### [Exercise objective]
Among the lines of this listing, determine how many contain the string "Jover". Answer with the number only.

— Begin —

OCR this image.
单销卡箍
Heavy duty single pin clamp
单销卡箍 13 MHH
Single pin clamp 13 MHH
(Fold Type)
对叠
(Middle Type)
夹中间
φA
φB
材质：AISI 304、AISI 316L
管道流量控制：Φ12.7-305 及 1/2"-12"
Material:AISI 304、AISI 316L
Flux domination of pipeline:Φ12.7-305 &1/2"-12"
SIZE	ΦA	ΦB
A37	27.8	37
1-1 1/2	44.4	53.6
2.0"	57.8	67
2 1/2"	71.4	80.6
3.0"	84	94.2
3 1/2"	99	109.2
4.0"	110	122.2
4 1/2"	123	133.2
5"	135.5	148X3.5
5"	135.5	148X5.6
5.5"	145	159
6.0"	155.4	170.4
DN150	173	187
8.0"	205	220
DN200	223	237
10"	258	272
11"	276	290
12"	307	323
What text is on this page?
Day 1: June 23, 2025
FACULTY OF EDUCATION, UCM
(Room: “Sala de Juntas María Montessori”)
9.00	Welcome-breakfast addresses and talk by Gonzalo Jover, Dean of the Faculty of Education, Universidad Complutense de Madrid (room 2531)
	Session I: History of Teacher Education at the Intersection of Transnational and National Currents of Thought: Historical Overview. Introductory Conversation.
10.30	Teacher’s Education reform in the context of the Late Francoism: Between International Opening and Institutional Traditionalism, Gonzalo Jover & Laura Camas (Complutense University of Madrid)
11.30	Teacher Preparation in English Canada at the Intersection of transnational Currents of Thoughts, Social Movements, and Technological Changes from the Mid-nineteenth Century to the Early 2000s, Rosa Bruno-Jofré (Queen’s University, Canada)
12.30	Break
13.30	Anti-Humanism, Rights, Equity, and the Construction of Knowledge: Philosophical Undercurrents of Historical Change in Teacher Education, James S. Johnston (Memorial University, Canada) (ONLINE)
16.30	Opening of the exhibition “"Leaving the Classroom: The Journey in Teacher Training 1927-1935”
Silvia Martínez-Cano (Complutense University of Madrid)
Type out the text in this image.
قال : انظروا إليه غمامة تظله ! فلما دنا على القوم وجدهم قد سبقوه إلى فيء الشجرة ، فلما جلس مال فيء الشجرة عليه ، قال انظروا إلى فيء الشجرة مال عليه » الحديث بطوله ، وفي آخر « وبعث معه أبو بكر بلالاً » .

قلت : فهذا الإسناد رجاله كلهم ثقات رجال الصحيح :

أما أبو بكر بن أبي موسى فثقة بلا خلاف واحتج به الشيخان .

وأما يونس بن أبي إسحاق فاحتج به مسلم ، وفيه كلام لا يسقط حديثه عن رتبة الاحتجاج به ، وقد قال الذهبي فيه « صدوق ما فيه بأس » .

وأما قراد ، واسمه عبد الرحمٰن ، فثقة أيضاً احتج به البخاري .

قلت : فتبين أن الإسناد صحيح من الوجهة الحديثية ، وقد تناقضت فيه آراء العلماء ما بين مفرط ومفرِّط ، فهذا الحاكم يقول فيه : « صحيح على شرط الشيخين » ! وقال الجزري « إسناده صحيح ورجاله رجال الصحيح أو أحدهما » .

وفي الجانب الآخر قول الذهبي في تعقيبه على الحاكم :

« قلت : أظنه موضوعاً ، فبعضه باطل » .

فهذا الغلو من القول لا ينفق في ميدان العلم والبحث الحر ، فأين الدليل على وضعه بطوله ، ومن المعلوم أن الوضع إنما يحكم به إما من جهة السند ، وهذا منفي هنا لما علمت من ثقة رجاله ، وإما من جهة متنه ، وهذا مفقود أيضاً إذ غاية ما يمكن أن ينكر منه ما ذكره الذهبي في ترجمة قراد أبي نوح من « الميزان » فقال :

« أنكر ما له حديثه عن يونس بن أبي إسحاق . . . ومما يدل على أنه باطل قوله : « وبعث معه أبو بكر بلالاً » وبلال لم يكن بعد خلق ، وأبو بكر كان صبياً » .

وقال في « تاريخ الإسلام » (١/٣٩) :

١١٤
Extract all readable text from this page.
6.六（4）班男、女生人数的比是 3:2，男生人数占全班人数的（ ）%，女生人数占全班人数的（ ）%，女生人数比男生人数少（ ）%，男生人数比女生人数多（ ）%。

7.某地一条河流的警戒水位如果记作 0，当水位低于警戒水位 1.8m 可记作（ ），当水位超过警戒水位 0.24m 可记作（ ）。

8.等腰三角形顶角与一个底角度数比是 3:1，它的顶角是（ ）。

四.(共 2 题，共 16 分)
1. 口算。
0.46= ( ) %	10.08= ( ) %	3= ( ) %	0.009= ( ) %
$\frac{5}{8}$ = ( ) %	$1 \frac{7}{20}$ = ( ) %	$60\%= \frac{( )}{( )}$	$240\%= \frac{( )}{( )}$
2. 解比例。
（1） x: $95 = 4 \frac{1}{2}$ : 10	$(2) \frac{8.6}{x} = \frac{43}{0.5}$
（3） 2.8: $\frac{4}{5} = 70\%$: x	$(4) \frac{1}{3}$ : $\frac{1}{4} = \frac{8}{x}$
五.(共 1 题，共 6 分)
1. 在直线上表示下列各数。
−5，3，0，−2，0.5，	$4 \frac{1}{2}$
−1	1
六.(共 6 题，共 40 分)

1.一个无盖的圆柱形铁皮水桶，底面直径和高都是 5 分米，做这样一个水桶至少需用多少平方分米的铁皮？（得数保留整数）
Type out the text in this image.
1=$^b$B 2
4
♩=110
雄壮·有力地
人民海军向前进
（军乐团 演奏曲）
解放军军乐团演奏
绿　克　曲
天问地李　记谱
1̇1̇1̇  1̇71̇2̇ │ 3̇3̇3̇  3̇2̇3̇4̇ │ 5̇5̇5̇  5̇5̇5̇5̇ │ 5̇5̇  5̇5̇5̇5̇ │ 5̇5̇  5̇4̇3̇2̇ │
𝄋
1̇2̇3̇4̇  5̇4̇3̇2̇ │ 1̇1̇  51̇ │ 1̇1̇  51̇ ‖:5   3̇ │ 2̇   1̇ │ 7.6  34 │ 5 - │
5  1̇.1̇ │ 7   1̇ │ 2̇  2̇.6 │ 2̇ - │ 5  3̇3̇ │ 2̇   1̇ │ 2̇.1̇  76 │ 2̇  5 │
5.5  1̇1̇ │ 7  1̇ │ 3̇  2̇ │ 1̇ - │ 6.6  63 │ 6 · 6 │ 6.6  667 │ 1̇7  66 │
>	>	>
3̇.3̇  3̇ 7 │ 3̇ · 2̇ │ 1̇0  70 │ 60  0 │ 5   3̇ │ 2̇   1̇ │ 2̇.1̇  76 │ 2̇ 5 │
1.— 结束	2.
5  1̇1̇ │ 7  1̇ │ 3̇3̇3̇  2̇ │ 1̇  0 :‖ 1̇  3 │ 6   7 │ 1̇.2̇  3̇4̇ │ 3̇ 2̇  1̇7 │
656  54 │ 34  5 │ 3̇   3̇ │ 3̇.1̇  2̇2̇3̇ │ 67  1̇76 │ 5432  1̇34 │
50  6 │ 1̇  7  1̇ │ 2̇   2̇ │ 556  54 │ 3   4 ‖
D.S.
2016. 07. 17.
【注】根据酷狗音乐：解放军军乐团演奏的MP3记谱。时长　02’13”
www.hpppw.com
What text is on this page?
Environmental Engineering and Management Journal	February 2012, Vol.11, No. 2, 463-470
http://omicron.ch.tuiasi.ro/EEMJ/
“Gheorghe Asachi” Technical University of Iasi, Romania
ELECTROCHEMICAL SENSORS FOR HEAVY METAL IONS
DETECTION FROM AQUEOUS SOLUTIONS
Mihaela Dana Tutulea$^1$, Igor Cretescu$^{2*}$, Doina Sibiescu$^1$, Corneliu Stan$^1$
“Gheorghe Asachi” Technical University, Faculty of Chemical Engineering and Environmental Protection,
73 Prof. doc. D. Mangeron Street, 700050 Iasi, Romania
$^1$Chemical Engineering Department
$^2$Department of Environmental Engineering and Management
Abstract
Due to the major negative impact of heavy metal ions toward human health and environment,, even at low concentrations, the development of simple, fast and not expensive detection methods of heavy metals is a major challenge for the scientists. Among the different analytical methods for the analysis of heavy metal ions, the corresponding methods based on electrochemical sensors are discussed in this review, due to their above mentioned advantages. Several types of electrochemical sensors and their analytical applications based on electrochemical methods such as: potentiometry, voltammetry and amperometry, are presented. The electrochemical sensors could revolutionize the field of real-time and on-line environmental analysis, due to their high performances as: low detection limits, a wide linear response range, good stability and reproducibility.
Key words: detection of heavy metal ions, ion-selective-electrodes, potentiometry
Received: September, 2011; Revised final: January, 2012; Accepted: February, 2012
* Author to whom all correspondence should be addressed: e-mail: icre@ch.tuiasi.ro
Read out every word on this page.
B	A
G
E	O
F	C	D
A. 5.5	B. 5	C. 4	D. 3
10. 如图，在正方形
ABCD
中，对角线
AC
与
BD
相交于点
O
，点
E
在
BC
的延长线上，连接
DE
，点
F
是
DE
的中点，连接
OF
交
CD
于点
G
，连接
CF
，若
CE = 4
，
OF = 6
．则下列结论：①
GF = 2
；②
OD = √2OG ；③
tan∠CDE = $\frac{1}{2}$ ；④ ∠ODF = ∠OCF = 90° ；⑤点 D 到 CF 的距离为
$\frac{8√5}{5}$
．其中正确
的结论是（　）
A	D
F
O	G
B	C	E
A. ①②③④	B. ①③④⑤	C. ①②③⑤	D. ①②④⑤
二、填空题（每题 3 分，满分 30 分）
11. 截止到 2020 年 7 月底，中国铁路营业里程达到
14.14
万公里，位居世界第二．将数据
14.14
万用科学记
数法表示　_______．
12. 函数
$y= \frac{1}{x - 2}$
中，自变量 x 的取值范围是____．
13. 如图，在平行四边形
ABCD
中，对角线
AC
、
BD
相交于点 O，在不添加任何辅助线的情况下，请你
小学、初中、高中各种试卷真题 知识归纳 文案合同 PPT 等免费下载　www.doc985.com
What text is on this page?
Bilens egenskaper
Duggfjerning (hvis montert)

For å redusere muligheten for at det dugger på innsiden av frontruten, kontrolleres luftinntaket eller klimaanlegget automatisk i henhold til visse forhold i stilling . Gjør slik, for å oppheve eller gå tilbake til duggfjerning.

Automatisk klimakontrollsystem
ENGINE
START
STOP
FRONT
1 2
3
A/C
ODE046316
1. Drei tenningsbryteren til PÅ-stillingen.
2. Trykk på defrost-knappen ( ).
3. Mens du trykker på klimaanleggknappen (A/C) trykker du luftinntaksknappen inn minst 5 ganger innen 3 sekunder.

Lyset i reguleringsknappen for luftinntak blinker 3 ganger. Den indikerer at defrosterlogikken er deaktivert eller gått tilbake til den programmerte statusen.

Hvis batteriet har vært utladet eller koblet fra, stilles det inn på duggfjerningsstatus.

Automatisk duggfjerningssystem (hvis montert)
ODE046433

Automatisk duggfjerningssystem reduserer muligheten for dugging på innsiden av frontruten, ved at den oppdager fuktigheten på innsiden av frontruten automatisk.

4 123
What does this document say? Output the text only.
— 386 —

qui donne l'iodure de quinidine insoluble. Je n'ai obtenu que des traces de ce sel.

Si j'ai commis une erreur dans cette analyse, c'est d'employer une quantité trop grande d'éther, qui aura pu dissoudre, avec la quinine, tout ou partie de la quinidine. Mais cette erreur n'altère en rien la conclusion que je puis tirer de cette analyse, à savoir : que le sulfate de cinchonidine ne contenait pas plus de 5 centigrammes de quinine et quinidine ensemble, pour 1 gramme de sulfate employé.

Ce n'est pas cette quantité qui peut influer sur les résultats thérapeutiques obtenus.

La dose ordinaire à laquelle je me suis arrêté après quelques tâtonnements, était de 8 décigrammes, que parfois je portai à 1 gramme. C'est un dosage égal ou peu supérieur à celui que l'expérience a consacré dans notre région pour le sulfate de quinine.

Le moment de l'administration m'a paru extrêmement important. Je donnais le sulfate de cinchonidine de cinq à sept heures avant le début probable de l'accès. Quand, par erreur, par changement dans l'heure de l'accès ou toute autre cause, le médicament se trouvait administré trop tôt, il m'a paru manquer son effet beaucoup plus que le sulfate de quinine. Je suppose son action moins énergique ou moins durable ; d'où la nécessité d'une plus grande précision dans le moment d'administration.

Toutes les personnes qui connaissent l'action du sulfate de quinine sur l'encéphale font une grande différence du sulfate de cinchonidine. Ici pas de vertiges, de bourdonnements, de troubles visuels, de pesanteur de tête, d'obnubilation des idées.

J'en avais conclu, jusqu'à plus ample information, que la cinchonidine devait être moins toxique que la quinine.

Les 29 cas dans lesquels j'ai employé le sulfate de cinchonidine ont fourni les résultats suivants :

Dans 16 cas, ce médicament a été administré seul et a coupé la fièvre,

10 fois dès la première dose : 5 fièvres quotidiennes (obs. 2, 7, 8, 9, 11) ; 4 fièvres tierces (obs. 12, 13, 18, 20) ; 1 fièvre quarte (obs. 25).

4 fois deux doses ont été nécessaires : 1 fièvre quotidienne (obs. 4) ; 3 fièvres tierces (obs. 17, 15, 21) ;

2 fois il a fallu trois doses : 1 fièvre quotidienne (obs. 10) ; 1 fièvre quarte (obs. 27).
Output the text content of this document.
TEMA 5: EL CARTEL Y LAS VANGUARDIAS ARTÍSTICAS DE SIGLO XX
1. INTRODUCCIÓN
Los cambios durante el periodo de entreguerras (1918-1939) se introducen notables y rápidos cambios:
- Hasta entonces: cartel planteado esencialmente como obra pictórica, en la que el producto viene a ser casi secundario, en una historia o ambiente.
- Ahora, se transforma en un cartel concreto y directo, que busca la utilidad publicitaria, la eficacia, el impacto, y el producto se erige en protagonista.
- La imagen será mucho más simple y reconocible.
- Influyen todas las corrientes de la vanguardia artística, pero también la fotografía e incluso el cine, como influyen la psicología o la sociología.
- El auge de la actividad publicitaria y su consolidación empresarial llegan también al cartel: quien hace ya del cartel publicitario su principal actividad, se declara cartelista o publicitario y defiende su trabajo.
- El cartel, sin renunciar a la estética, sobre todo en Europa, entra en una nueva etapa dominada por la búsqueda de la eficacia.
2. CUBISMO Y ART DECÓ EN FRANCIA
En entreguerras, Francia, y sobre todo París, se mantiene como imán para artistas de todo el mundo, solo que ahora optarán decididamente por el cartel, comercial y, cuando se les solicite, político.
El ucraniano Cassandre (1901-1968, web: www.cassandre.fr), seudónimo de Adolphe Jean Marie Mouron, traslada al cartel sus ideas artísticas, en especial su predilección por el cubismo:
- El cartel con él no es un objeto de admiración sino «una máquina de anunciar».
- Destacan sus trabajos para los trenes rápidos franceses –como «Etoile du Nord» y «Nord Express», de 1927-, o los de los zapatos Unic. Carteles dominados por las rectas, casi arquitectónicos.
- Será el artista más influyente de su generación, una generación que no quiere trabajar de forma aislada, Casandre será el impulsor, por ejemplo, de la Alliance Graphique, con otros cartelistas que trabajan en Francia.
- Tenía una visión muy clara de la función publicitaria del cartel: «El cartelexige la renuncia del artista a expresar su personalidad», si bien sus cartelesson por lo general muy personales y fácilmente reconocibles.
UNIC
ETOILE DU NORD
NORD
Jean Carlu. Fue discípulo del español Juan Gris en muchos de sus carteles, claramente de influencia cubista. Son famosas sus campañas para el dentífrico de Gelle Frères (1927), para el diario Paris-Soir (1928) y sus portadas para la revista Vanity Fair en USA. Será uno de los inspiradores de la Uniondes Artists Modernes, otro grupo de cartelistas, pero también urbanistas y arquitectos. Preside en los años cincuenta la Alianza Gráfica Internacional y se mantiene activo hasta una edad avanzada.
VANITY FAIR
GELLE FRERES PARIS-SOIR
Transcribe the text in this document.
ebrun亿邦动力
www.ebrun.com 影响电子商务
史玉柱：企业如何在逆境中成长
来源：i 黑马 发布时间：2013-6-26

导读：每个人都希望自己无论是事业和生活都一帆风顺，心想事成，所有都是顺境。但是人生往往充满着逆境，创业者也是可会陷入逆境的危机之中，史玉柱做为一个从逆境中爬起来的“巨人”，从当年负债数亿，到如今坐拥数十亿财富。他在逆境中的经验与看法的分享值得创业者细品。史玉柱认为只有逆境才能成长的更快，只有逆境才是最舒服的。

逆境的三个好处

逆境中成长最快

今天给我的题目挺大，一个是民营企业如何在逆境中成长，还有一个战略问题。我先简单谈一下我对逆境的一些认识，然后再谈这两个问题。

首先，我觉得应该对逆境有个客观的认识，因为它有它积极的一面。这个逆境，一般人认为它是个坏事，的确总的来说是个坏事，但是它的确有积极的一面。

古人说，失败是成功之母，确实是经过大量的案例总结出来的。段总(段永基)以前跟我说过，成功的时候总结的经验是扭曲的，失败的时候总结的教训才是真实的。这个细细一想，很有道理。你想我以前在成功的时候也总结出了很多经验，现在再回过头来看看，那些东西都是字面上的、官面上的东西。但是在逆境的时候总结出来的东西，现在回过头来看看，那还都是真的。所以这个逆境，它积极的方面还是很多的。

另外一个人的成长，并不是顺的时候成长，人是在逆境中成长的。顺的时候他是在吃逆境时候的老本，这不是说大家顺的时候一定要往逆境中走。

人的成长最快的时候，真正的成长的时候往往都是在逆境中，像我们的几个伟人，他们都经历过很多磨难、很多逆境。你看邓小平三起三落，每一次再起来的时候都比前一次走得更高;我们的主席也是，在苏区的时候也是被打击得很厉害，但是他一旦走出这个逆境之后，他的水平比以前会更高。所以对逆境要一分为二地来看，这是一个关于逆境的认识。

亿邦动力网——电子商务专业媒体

— End —

### [Answer to this exercise]
2